• To be done: Locate each line with the string "name" in the listing below and copy it.

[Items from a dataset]
----------------------------------------
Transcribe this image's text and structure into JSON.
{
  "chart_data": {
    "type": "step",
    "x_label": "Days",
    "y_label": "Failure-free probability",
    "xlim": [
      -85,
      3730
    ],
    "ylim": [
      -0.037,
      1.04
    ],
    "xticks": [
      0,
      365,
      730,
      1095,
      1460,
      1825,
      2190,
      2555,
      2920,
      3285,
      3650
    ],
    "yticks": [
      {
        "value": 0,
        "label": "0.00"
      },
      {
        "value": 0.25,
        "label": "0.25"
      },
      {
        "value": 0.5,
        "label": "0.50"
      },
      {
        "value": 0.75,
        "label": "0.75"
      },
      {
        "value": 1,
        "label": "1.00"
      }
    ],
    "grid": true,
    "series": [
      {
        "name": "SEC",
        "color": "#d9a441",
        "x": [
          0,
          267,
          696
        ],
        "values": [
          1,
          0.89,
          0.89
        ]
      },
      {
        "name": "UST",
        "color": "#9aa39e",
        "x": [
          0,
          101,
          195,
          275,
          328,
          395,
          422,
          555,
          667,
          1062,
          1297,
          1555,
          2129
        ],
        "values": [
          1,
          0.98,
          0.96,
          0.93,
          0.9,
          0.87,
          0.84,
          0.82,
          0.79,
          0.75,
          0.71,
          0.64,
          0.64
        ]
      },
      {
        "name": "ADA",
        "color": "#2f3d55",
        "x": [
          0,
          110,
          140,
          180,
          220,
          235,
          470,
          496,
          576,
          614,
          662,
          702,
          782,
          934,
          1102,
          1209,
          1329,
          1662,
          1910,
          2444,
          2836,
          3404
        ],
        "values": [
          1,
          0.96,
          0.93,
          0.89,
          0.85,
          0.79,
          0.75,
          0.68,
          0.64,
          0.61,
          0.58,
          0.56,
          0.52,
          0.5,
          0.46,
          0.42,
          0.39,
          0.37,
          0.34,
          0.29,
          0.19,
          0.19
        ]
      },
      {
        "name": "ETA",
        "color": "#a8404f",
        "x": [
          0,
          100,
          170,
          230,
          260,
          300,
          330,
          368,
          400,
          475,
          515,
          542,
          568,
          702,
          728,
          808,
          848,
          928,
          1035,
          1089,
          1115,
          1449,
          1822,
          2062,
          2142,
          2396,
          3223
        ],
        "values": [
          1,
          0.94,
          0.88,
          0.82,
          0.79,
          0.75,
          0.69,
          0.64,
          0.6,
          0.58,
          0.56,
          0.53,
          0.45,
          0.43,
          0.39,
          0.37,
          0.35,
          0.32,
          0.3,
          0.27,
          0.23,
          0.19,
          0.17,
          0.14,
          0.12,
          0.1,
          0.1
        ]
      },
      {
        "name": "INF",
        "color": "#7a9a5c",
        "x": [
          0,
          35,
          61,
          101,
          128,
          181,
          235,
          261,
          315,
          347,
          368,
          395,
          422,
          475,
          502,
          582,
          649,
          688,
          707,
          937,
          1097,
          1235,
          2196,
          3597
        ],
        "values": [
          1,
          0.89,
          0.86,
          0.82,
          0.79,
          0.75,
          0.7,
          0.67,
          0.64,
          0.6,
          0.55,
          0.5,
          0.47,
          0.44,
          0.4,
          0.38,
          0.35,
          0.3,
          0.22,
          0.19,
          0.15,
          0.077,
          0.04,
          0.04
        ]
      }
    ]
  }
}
----------------------------------------
• Right answer:
        "name": "SEC",
        "name": "UST",
        "name": "ADA",
        "name": "ETA",
        "name": "INF",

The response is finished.